◆ **DESCRIPTION OF THE TASK**: Write out the listing below again, precisely as it is given.

[Data excerpts]
** start **
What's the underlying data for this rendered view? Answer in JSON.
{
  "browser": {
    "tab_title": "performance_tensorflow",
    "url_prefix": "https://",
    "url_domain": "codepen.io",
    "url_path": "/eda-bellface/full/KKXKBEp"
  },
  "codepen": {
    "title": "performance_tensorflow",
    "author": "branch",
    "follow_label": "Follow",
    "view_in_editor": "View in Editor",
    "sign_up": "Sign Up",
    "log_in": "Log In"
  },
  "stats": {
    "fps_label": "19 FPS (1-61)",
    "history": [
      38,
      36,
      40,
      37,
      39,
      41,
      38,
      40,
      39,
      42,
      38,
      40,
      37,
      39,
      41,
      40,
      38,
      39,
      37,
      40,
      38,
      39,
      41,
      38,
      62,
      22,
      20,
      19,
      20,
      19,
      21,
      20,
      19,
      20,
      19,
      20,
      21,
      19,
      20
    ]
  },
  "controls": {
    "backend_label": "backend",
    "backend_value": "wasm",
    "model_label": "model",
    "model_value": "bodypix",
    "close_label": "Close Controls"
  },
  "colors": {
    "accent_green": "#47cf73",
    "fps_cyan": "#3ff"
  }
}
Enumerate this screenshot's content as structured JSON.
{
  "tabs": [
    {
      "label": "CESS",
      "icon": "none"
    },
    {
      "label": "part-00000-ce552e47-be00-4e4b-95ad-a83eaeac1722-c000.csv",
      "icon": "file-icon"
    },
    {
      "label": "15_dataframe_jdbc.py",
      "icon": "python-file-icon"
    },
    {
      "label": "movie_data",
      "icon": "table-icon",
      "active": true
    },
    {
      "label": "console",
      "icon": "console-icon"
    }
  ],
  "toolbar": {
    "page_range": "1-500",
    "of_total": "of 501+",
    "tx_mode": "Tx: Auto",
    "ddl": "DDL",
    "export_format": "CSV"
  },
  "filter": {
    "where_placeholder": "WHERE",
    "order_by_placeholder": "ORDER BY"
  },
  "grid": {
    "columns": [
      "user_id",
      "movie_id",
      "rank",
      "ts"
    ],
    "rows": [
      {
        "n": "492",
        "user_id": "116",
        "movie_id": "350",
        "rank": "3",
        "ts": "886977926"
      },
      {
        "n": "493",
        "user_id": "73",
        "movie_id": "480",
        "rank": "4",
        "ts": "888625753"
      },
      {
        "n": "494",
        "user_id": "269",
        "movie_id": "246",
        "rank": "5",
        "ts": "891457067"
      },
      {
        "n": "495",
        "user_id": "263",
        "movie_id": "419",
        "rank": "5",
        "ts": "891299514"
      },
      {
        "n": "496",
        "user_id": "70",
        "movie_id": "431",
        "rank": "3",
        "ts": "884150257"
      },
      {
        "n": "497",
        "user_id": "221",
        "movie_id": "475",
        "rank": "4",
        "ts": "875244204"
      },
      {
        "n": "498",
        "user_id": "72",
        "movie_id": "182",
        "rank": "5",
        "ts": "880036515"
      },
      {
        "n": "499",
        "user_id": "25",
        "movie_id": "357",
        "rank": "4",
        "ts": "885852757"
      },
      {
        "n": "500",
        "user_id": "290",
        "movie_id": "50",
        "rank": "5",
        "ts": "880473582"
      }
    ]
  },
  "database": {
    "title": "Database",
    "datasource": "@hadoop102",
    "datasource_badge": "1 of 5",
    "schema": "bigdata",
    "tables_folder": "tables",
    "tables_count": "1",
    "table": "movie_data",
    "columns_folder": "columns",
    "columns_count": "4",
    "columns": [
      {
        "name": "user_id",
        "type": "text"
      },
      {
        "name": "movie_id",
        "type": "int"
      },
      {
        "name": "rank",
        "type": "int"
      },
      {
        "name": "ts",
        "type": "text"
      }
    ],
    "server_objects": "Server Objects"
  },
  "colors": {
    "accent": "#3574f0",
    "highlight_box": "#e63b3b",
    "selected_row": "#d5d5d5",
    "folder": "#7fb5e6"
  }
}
** end **
◆ **WRITTEN SOLUTION**:
What's the underlying data for this rendered view? Answer in JSON.
{
  "browser": {
    "tab_title": "performance_tensorflow",
    "url_prefix": "https://",
    "url_domain": "codepen.io",
    "url_path": "/eda-bellface/full/KKXKBEp"
  },
  "codepen": {
    "title": "performance_tensorflow",
    "author": "branch",
    "follow_label": "Follow",
    "view_in_editor": "View in Editor",
    "sign_up": "Sign Up",
    "log_in": "Log In"
  },
  "stats": {
    "fps_label": "19 FPS (1-61)",
    "history": [
      38,
      36,
      40,
      37,
      39,
      41,
      38,
      40,
      39,
      42,
      38,
      40,
      37,
      39,
      41,
      40,
      38,
      39,
      37,
      40,
      38,
      39,
      41,
      38,
      62,
      22,
      20,
      19,
      20,
      19,
      21,
      20,
      19,
      20,
      19,
      20,
      21,
      19,
      20
    ]
  },
  "controls": {
    "backend_label": "backend",
    "backend_value": "wasm",
    "model_label": "model",
    "model_value": "bodypix",
    "close_label": "Close Controls"
  },
  "colors": {
    "accent_green": "#47cf73",
    "fps_cyan": "#3ff"
  }
}
Enumerate this screenshot's content as structured JSON.
{
  "tabs": [
    {
      "label": "CESS",
      "icon": "none"
    },
    {
      "label": "part-00000-ce552e47-be00-4e4b-95ad-a83eaeac1722-c000.csv",
      "icon": "file-icon"
    },
    {
      "label": "15_dataframe_jdbc.py",
      "icon": "python-file-icon"
    },
    {
      "label": "movie_data",
      "icon": "table-icon",
      "active": true
    },
    {
      "label": "console",
      "icon": "console-icon"
    }
  ],
  "toolbar": {
    "page_range": "1-500",
    "of_total": "of 501+",
    "tx_mode": "Tx: Auto",
    "ddl": "DDL",
    "export_format": "CSV"
  },
  "filter": {
    "where_placeholder": "WHERE",
    "order_by_placeholder": "ORDER BY"
  },
  "grid": {
    "columns": [
      "user_id",
      "movie_id",
      "rank",
      "ts"
    ],
    "rows": [
      {
        "n": "492",
        "user_id": "116",
        "movie_id": "350",
        "rank": "3",
        "ts": "886977926"
      },
      {
        "n": "493",
        "user_id": "73",
        "movie_id": "480",
        "rank": "4",
        "ts": "888625753"
      },
      {
        "n": "494",
        "user_id": "269",
        "movie_id": "246",
        "rank": "5",
        "ts": "891457067"
      },
      {
        "n": "495",
        "user_id": "263",
        "movie_id": "419",
        "rank": "5",
        "ts": "891299514"
      },
      {
        "n": "496",
        "user_id": "70",
        "movie_id": "431",
        "rank": "3",
        "ts": "884150257"
      },
      {
        "n": "497",
        "user_id": "221",
        "movie_id": "475",
        "rank": "4",
        "ts": "875244204"
      },
      {
        "n": "498",
        "user_id": "72",
        "movie_id": "182",
        "rank": "5",
        "ts": "880036515"
      },
      {
        "n": "499",
        "user_id": "25",
        "movie_id": "357",
        "rank": "4",
        "ts": "885852757"
      },
      {
        "n": "500",
        "user_id": "290",
        "movie_id": "50",
        "rank": "5",
        "ts": "880473582"
      }
    ]
  },
  "database": {
    "title": "Database",
    "datasource": "@hadoop102",
    "datasource_badge": "1 of 5",
    "schema": "bigdata",
    "tables_folder": "tables",
    "tables_count": "1",
    "table": "movie_data",
    "columns_folder": "columns",
    "columns_count": "4",
    "columns": [
      {
        "name": "user_id",
        "type": "text"
      },
      {
        "name": "movie_id",
        "type": "int"
      },
      {
        "name": "rank",
        "type": "int"
      },
      {
        "name": "ts",
        "type": "text"
      }
    ],
    "server_objects": "Server Objects"
  },
  "colors": {
    "accent": "#3574f0",
    "highlight_box": "#e63b3b",
    "selected_row": "#d5d5d5",
    "folder": "#7fb5e6"
  }
}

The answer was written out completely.